* Begin Data to use *
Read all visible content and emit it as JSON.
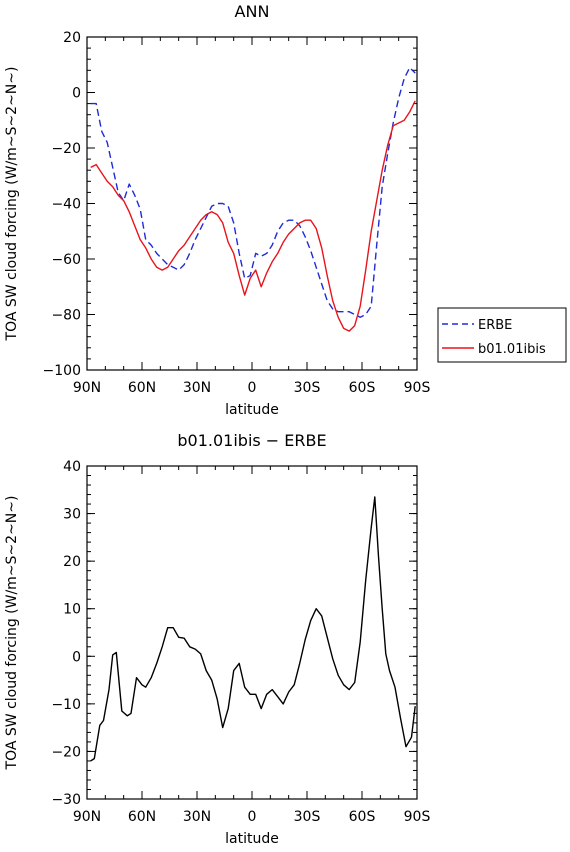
{
  "chart_data": [
    {
      "type": "line",
      "title": "ANN",
      "xlabel": "latitude",
      "ylabel": "TOA SW cloud forcing (W/m~S~2~N~)",
      "xlim": [
        90,
        -90
      ],
      "ylim": [
        -100,
        20
      ],
      "xticks": [
        90,
        60,
        30,
        0,
        -30,
        -60,
        -90
      ],
      "xtick_labels": [
        "90N",
        "60N",
        "30N",
        "0",
        "30S",
        "60S",
        "90S"
      ],
      "yticks": [
        -100,
        -80,
        -60,
        -40,
        -20,
        0,
        20
      ],
      "ytick_labels": [
        "−100",
        "−80",
        "−60",
        "−40",
        "−20",
        "0",
        "20"
      ],
      "legend_position": "right-outside",
      "series": [
        {
          "name": "ERBE",
          "color": "#1f2bd6",
          "dash": "dashed",
          "points": [
            [
              88,
              -4
            ],
            [
              85,
              -4
            ],
            [
              82,
              -14
            ],
            [
              79,
              -18
            ],
            [
              76,
              -27
            ],
            [
              73,
              -36
            ],
            [
              70,
              -39
            ],
            [
              67,
              -33
            ],
            [
              64,
              -37
            ],
            [
              61,
              -42
            ],
            [
              58,
              -53
            ],
            [
              55,
              -55
            ],
            [
              52,
              -58
            ],
            [
              49,
              -60
            ],
            [
              46,
              -62
            ],
            [
              43,
              -63
            ],
            [
              40,
              -64
            ],
            [
              37,
              -62
            ],
            [
              34,
              -58
            ],
            [
              31,
              -53
            ],
            [
              28,
              -49
            ],
            [
              25,
              -45
            ],
            [
              22,
              -41
            ],
            [
              19,
              -40
            ],
            [
              16,
              -40
            ],
            [
              13,
              -41
            ],
            [
              10,
              -47
            ],
            [
              7,
              -58
            ],
            [
              4,
              -67
            ],
            [
              1,
              -66
            ],
            [
              -2,
              -58
            ],
            [
              -5,
              -59
            ],
            [
              -8,
              -58
            ],
            [
              -11,
              -55
            ],
            [
              -14,
              -50
            ],
            [
              -17,
              -47
            ],
            [
              -20,
              -46
            ],
            [
              -23,
              -46
            ],
            [
              -26,
              -48
            ],
            [
              -29,
              -52
            ],
            [
              -32,
              -57
            ],
            [
              -35,
              -63
            ],
            [
              -38,
              -69
            ],
            [
              -41,
              -75
            ],
            [
              -44,
              -78
            ],
            [
              -47,
              -79
            ],
            [
              -50,
              -79
            ],
            [
              -53,
              -79
            ],
            [
              -56,
              -80
            ],
            [
              -59,
              -81
            ],
            [
              -62,
              -80
            ],
            [
              -65,
              -77
            ],
            [
              -68,
              -55
            ],
            [
              -71,
              -34
            ],
            [
              -74,
              -22
            ],
            [
              -77,
              -11
            ],
            [
              -80,
              -2
            ],
            [
              -83,
              5
            ],
            [
              -86,
              9
            ],
            [
              -89,
              7
            ]
          ]
        },
        {
          "name": "b01.01ibis",
          "color": "#e8141c",
          "dash": "solid",
          "points": [
            [
              88,
              -27
            ],
            [
              85,
              -26
            ],
            [
              82,
              -29
            ],
            [
              79,
              -32
            ],
            [
              76,
              -34
            ],
            [
              73,
              -37
            ],
            [
              70,
              -39
            ],
            [
              67,
              -43
            ],
            [
              64,
              -48
            ],
            [
              61,
              -53
            ],
            [
              58,
              -56
            ],
            [
              55,
              -60
            ],
            [
              52,
              -63
            ],
            [
              49,
              -64
            ],
            [
              46,
              -63
            ],
            [
              43,
              -60
            ],
            [
              40,
              -57
            ],
            [
              37,
              -55
            ],
            [
              34,
              -52
            ],
            [
              31,
              -49
            ],
            [
              28,
              -46
            ],
            [
              25,
              -44
            ],
            [
              22,
              -43
            ],
            [
              19,
              -44
            ],
            [
              16,
              -47
            ],
            [
              13,
              -54
            ],
            [
              10,
              -58
            ],
            [
              7,
              -66
            ],
            [
              4,
              -73
            ],
            [
              1,
              -67
            ],
            [
              -2,
              -64
            ],
            [
              -5,
              -70
            ],
            [
              -8,
              -65
            ],
            [
              -11,
              -61
            ],
            [
              -14,
              -58
            ],
            [
              -17,
              -54
            ],
            [
              -20,
              -51
            ],
            [
              -23,
              -49
            ],
            [
              -26,
              -47
            ],
            [
              -29,
              -46
            ],
            [
              -32,
              -46
            ],
            [
              -35,
              -49
            ],
            [
              -38,
              -56
            ],
            [
              -41,
              -66
            ],
            [
              -44,
              -75
            ],
            [
              -47,
              -81
            ],
            [
              -50,
              -85
            ],
            [
              -53,
              -86
            ],
            [
              -56,
              -84
            ],
            [
              -59,
              -77
            ],
            [
              -62,
              -64
            ],
            [
              -65,
              -50
            ],
            [
              -68,
              -39
            ],
            [
              -71,
              -28
            ],
            [
              -74,
              -19
            ],
            [
              -77,
              -12
            ],
            [
              -80,
              -11
            ],
            [
              -83,
              -10
            ],
            [
              -86,
              -7
            ],
            [
              -89,
              -3
            ]
          ]
        }
      ]
    },
    {
      "type": "line",
      "title": "b01.01ibis − ERBE",
      "xlabel": "latitude",
      "ylabel": "TOA SW cloud forcing (W/m~S~2~N~)",
      "xlim": [
        90,
        -90
      ],
      "ylim": [
        -30,
        40
      ],
      "xticks": [
        90,
        60,
        30,
        0,
        -30,
        -60,
        -90
      ],
      "xtick_labels": [
        "90N",
        "60N",
        "30N",
        "0",
        "30S",
        "60S",
        "90S"
      ],
      "yticks": [
        -30,
        -20,
        -10,
        0,
        10,
        20,
        30,
        40
      ],
      "ytick_labels": [
        "−30",
        "−20",
        "−10",
        "0",
        "10",
        "20",
        "30",
        "40"
      ],
      "series": [
        {
          "color": "#000000",
          "dash": "solid",
          "points": [
            [
              88,
              -22
            ],
            [
              86,
              -21.5
            ],
            [
              83,
              -14.5
            ],
            [
              81,
              -13.5
            ],
            [
              78,
              -7
            ],
            [
              76,
              0.3
            ],
            [
              74,
              0.8
            ],
            [
              71,
              -11.5
            ],
            [
              68,
              -12.5
            ],
            [
              66,
              -12
            ],
            [
              63,
              -4.5
            ],
            [
              60,
              -6
            ],
            [
              58,
              -6.5
            ],
            [
              55,
              -4.5
            ],
            [
              52,
              -1.5
            ],
            [
              49,
              2
            ],
            [
              46,
              6
            ],
            [
              43,
              6
            ],
            [
              40,
              4
            ],
            [
              37,
              3.8
            ],
            [
              34,
              2
            ],
            [
              31,
              1.5
            ],
            [
              28,
              0.5
            ],
            [
              25,
              -3
            ],
            [
              22,
              -5
            ],
            [
              19,
              -9
            ],
            [
              16,
              -15
            ],
            [
              13,
              -11
            ],
            [
              10,
              -3
            ],
            [
              7,
              -1.5
            ],
            [
              4,
              -6.5
            ],
            [
              1,
              -8
            ],
            [
              -2,
              -8
            ],
            [
              -5,
              -11
            ],
            [
              -8,
              -8
            ],
            [
              -11,
              -7
            ],
            [
              -14,
              -8.5
            ],
            [
              -17,
              -10
            ],
            [
              -20,
              -7.5
            ],
            [
              -23,
              -6
            ],
            [
              -26,
              -1.5
            ],
            [
              -29,
              3.5
            ],
            [
              -32,
              7.5
            ],
            [
              -35,
              10
            ],
            [
              -38,
              8.5
            ],
            [
              -41,
              4
            ],
            [
              -44,
              -0.5
            ],
            [
              -47,
              -4
            ],
            [
              -50,
              -6
            ],
            [
              -53,
              -7
            ],
            [
              -56,
              -5.5
            ],
            [
              -59,
              3
            ],
            [
              -62,
              16
            ],
            [
              -65,
              27
            ],
            [
              -67,
              33.5
            ],
            [
              -69,
              21
            ],
            [
              -71,
              10
            ],
            [
              -73,
              0.5
            ],
            [
              -75,
              -3
            ],
            [
              -78,
              -6.5
            ],
            [
              -81,
              -13
            ],
            [
              -84,
              -19
            ],
            [
              -87,
              -17
            ],
            [
              -89,
              -10.5
            ]
          ]
        }
      ]
    }
  ]
}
* End Data to use *
> [Problem to solve]: Wherever "color" shows up in a line, copy that line.

> [The completed task]:
          "color": "#1f2bd6",
          "color": "#e8141c",
          "color": "#000000",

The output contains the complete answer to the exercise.